§ **Metin bölümü**
.....
Irak'ın askeri bir şekilde yenilgiye
uğratılmasının sonucunda, Bush yönetimi Orta Doğu'yu
yeniden şekillendirmek için bir çok cephede ilerliyor.
Amaç ise tüm stratejik bölge üzerinde ABD egemenliğini
kabul ettirmek ve tüm yeni "Pan-Amerikana"
karşıtlarını etkisiz hale getirmek.
Bu sömürge stratejisini gerçekleştirmek için hiçbir
şey, Ortadoğu'daki mücadelenin tam ortasında yer
alan Filistin direniş hareketini tasfiye etmekten
daha önemli değildir. Washington siyasetçileri
bu amacı onlarca yıldan beri sürdürmüştür.
Filistin davası bölgenin bir tarafından diğer
tarafına bütün insanların kalplerine yakın ve
onların sevgilisi olmuştur. Yenilmez görünmesine
karşın, Filistinliler, ABD, İsrail ve Arap dünyasındaki
sömürge yanlısı rejimlerin birleşik kuvvetlerine
karşı yarım yüzyıldır dayanmaktadır. Filistin
direnişinin kırılması, Washington için tarihi
Filistin sınırlarının çok ötesine geçen bir öneme
sahiptir.
.....
§ **Kayıtlı veriler**
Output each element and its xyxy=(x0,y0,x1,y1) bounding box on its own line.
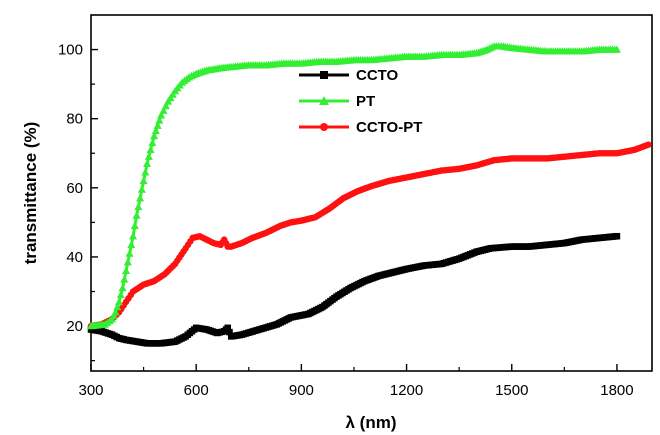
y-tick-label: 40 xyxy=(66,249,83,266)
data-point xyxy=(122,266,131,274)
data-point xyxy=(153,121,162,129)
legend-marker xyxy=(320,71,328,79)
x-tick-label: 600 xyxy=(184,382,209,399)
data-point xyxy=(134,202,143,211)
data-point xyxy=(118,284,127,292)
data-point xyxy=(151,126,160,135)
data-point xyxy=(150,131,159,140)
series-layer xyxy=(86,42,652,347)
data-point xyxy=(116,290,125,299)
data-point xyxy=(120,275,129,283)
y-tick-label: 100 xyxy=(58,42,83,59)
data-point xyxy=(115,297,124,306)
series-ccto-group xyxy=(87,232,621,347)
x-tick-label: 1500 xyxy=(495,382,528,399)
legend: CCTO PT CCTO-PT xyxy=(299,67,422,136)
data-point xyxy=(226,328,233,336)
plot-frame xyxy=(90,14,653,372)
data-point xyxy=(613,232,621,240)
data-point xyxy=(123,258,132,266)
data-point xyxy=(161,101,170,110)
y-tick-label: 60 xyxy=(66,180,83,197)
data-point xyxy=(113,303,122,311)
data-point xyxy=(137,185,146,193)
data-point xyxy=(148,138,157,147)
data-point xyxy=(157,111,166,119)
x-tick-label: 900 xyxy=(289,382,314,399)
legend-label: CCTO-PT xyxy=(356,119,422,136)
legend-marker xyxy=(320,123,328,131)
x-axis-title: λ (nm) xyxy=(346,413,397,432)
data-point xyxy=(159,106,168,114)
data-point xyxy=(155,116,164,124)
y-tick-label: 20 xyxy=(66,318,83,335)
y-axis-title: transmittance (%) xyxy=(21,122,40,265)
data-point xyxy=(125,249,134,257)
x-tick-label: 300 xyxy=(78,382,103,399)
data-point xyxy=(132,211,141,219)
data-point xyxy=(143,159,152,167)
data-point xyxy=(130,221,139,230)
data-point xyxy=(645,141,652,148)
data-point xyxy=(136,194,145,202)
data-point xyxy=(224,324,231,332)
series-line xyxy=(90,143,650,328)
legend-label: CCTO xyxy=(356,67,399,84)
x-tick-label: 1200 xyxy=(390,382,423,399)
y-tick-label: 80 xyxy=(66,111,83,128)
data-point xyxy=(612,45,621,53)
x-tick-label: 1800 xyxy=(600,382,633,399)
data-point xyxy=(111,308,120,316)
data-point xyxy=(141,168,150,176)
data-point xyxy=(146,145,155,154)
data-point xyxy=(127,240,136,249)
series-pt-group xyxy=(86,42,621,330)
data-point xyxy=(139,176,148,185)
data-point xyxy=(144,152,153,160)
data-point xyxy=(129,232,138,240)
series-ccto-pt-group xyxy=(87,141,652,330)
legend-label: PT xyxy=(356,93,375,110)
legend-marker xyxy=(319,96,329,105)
.....
§ **Alıştırma yönergeleri**
**1.** Aşağıdaki ifadelerin Filistin direnişi hakkındaki metinle uyuşup uyuşmadığını belirtin. Her biri için evet ya da hayır deyin ve kararı veren sözleri metinden aynen aktarın.
(a) Filistinliler yarım yüzyıldır direnmektedir.
(b) Washington siyasetçileri bu amacı yalnızca son birkaç yıldır izlemektedir.
(c) Irak askeri olarak yenilgiye uğratılmıştır.
**2.** Filistin direnişi hakkındaki metne dayanarak şu soruları yanıtlayın:
(a) Bush yönetimi hangi bölgeyi yeniden şekillendirmek için ilerliyor?
(b) Filistinliler kimlerin birleşik kuvvetlerine karşı dayanmaktadır?
(c) Filistin direnişinin kırılmasının önemi hangi sınırların çok ötesine geçer?
**3.** Filistin direnişi hakkındaki metni kaldığı yerden birkaç cümleyle sürdürün.
Kayıtların bu çalışmada hiçbir rolü yoktur.

§ **Alıştırma yanıtları**
**1.**
(a) Evet: "yarım yüzyıldır dayanmaktadır"
(b) Hayır: "onlarca yıldan beri sürdürmüştür"
(c) Evet: "Irak'ın askeri bir şekilde yenilgiye uğratılmasının sonucunda"

**2.**
(a) Orta Doğu'yu.
(b) ABD'nin, İsrail'in ve Arap dünyasındaki sömürge yanlısı rejimlerin.
(c) Tarihi Filistin sınırlarının.

**3.**
ABD liderlerinin en son taktikleri Bağdat'ın ele
geçirilmesinin yalnızca birkaç gün sonrasında
büyük patırtılarla yeniden ortaya çıkarılan "barış
için yol haritası" taktiğidir. "Yol
haritası" İsrail ve Filistin hükümetlerinin
yeniden görüşmelere başlamalarını gerektiriyor.
Sorulması gereken ilk soru Bush'un ve ekibinin
neden önceden kesinlikle ilgisiz kaldıkları görüşmelerin
şimdi başlamasını istediğidir.
Görevinin ilk 26 ayında Bush'un kendisi Filistin
yönetimiyle doğrudan hiçbir görüşmeyi kabul etmezken
katil İsrail Başbakanı Ariel Sharon'la, bütün
yabancı liderle görüşmesinden daha fazla, en az
yedi defa görüştü.
Durum 1991'de olanlara olağan üstü benzemektedir.
Birinci Filistin İntifadası üç yıldan fazla sürmüştü.
Büyük baskıya karşın, her zaman ABD tarafından
savunulan İsrail Filistinlilerin yenemedi.
O yıl iki büyük küresel gelişme Filistin'in durumunu
zayıflattı : birinci Körfez Savaşında Irak'ın
yenilmesi ve Filistinlilerin stratejik müttefik
olarak gördükleri Sovyetler Birliğinin çöküşü.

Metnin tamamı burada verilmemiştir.